| WHAT THE TASK ASKS |
Return every record verbatim.

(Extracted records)
= = = = =

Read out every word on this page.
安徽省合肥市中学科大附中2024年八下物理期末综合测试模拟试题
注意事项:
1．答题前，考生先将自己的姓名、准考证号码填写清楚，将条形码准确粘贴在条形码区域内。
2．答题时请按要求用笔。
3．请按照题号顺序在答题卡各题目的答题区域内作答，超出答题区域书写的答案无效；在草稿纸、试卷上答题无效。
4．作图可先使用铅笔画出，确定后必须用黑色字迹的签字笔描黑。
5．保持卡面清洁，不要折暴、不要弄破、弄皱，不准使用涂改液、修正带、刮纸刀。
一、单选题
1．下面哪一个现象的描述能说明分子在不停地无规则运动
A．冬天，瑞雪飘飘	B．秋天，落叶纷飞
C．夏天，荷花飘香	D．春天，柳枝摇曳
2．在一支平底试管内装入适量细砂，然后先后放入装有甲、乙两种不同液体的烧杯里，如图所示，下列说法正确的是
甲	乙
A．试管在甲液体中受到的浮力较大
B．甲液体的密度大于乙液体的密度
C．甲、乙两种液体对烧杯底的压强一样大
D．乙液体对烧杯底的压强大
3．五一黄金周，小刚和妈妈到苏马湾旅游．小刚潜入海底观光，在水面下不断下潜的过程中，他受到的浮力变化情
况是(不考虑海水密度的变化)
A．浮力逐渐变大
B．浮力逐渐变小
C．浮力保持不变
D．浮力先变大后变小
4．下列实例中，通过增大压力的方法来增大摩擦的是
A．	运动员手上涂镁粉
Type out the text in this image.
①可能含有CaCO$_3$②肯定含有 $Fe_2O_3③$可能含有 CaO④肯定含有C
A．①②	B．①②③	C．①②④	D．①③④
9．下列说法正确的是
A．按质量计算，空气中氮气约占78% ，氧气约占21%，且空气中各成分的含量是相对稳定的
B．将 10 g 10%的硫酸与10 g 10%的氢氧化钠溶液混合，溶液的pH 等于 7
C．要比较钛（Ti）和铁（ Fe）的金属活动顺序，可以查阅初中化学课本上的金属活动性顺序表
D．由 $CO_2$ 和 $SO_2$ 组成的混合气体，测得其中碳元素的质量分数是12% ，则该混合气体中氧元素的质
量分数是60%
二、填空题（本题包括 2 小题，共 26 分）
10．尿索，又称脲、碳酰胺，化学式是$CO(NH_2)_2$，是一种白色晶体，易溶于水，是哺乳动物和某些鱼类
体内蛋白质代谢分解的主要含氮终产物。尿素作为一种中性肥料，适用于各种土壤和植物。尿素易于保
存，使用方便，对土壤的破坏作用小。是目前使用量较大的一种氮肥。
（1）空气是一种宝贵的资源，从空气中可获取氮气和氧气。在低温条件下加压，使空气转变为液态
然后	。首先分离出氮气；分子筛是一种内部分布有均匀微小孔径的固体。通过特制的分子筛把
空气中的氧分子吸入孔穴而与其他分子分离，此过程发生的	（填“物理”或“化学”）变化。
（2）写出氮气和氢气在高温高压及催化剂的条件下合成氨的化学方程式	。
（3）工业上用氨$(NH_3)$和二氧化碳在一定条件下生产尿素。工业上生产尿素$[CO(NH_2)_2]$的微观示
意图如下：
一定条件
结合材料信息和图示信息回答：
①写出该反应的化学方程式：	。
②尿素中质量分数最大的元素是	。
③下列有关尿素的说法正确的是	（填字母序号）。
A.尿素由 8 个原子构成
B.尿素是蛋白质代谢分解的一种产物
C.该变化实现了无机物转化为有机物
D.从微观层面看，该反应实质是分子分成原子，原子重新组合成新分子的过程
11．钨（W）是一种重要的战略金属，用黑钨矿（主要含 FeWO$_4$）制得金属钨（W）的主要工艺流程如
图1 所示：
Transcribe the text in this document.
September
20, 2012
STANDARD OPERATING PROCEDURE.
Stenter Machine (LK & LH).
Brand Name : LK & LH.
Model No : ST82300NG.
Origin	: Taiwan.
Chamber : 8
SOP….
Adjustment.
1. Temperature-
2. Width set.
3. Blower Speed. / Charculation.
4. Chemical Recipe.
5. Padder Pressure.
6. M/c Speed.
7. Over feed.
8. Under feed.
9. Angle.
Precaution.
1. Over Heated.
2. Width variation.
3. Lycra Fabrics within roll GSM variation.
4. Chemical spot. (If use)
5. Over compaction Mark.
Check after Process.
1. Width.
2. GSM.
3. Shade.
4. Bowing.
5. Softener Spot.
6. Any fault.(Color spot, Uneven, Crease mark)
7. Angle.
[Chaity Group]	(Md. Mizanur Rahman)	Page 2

= = = = =

| SOLUTION TO THIS TASK |
Read out every word on this page.
安徽省合肥市中学科大附中2024年八下物理期末综合测试模拟试题
注意事项:
1．答题前，考生先将自己的姓名、准考证号码填写清楚，将条形码准确粘贴在条形码区域内。
2．答题时请按要求用笔。
3．请按照题号顺序在答题卡各题目的答题区域内作答，超出答题区域书写的答案无效；在草稿纸、试卷上答题无效。
4．作图可先使用铅笔画出，确定后必须用黑色字迹的签字笔描黑。
5．保持卡面清洁，不要折暴、不要弄破、弄皱，不准使用涂改液、修正带、刮纸刀。
一、单选题
1．下面哪一个现象的描述能说明分子在不停地无规则运动
A．冬天，瑞雪飘飘	B．秋天，落叶纷飞
C．夏天，荷花飘香	D．春天，柳枝摇曳
2．在一支平底试管内装入适量细砂，然后先后放入装有甲、乙两种不同液体的烧杯里，如图所示，下列说法正确的是
甲	乙
A．试管在甲液体中受到的浮力较大
B．甲液体的密度大于乙液体的密度
C．甲、乙两种液体对烧杯底的压强一样大
D．乙液体对烧杯底的压强大
3．五一黄金周，小刚和妈妈到苏马湾旅游．小刚潜入海底观光，在水面下不断下潜的过程中，他受到的浮力变化情
况是(不考虑海水密度的变化)
A．浮力逐渐变大
B．浮力逐渐变小
C．浮力保持不变
D．浮力先变大后变小
4．下列实例中，通过增大压力的方法来增大摩擦的是
A．	运动员手上涂镁粉
Type out the text in this image.
①可能含有CaCO$_3$②肯定含有 $Fe_2O_3③$可能含有 CaO④肯定含有C
A．①②	B．①②③	C．①②④	D．①③④
9．下列说法正确的是
A．按质量计算，空气中氮气约占78% ，氧气约占21%，且空气中各成分的含量是相对稳定的
B．将 10 g 10%的硫酸与10 g 10%的氢氧化钠溶液混合，溶液的pH 等于 7
C．要比较钛（Ti）和铁（ Fe）的金属活动顺序，可以查阅初中化学课本上的金属活动性顺序表
D．由 $CO_2$ 和 $SO_2$ 组成的混合气体，测得其中碳元素的质量分数是12% ，则该混合气体中氧元素的质
量分数是60%
二、填空题（本题包括 2 小题，共 26 分）
10．尿索，又称脲、碳酰胺，化学式是$CO(NH_2)_2$，是一种白色晶体，易溶于水，是哺乳动物和某些鱼类
体内蛋白质代谢分解的主要含氮终产物。尿素作为一种中性肥料，适用于各种土壤和植物。尿素易于保
存，使用方便，对土壤的破坏作用小。是目前使用量较大的一种氮肥。
（1）空气是一种宝贵的资源，从空气中可获取氮气和氧气。在低温条件下加压，使空气转变为液态
然后	。首先分离出氮气；分子筛是一种内部分布有均匀微小孔径的固体。通过特制的分子筛把
空气中的氧分子吸入孔穴而与其他分子分离，此过程发生的	（填“物理”或“化学”）变化。
（2）写出氮气和氢气在高温高压及催化剂的条件下合成氨的化学方程式	。
（3）工业上用氨$(NH_3)$和二氧化碳在一定条件下生产尿素。工业上生产尿素$[CO(NH_2)_2]$的微观示
意图如下：
一定条件
结合材料信息和图示信息回答：
①写出该反应的化学方程式：	。
②尿素中质量分数最大的元素是	。
③下列有关尿素的说法正确的是	（填字母序号）。
A.尿素由 8 个原子构成
B.尿素是蛋白质代谢分解的一种产物
C.该变化实现了无机物转化为有机物
D.从微观层面看，该反应实质是分子分成原子，原子重新组合成新分子的过程
11．钨（W）是一种重要的战略金属，用黑钨矿（主要含 FeWO$_4$）制得金属钨（W）的主要工艺流程如
图1 所示：
Transcribe the text in this document.
September
20, 2012
STANDARD OPERATING PROCEDURE.
Stenter Machine (LK & LH).
Brand Name : LK & LH.
Model No : ST82300NG.
Origin	: Taiwan.
Chamber : 8
SOP….
Adjustment.
1. Temperature-
2. Width set.
3. Blower Speed. / Charculation.
4. Chemical Recipe.
5. Padder Pressure.
6. M/c Speed.
7. Over feed.
8. Under feed.
9. Angle.
Precaution.
1. Over Heated.
2. Width variation.
3. Lycra Fabrics within roll GSM variation.
4. Chemical spot. (If use)
5. Over compaction Mark.
Check after Process.
1. Width.
2. GSM.
3. Shade.
4. Bowing.
5. Softener Spot.
6. Any fault.(Color spot, Uneven, Crease mark)
7. Angle.
[Chaity Group]	(Md. Mizanur Rahman)	Page 2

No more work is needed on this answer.